Exercise directions: Pull out every line of the material below that contains the word "Alboran", and copy each one in full.
## START
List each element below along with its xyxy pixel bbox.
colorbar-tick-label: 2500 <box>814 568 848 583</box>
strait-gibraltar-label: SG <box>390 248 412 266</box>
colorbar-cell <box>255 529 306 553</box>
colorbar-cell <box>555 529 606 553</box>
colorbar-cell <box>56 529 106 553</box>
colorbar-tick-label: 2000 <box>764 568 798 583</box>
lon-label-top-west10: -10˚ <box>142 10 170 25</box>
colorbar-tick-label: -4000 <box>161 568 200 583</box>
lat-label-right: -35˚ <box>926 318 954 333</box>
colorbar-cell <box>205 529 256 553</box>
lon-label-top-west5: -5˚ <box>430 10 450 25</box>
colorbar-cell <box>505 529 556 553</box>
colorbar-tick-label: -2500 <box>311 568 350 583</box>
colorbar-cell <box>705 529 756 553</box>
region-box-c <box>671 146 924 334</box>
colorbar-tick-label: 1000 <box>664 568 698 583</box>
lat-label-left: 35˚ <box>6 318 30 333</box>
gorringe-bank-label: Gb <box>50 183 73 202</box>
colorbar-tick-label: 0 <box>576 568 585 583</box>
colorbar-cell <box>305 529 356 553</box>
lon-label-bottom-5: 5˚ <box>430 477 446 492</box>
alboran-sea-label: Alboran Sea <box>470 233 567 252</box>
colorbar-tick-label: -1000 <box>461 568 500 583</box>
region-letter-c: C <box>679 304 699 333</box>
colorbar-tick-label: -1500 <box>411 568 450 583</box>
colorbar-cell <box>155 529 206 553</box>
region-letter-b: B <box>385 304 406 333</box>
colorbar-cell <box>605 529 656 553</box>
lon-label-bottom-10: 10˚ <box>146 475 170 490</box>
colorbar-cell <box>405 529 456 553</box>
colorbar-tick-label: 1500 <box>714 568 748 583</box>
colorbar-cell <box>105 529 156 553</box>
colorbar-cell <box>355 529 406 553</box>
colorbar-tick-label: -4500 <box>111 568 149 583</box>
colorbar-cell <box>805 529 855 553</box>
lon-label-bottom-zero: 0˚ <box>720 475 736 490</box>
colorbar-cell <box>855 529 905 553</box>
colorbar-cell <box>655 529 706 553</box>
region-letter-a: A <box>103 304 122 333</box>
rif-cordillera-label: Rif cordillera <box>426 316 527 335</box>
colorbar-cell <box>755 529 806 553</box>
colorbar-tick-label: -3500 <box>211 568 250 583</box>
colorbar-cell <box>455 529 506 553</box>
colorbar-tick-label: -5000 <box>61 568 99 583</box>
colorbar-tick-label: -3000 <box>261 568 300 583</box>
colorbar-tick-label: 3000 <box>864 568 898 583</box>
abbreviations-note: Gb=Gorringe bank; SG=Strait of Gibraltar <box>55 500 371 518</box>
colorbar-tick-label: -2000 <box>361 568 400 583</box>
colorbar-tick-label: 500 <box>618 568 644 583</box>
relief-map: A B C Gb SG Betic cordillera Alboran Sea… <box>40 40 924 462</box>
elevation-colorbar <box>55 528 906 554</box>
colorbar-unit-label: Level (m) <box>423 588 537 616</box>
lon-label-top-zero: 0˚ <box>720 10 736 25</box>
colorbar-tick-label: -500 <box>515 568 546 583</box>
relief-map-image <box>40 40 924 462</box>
## END
Correct result:
alboran-sea-label: Alboran Sea <box>470 233 567 252</box>
relief-map: A B C Gb SG Betic cordillera Alboran Sea… <box>40 40 924 462</box>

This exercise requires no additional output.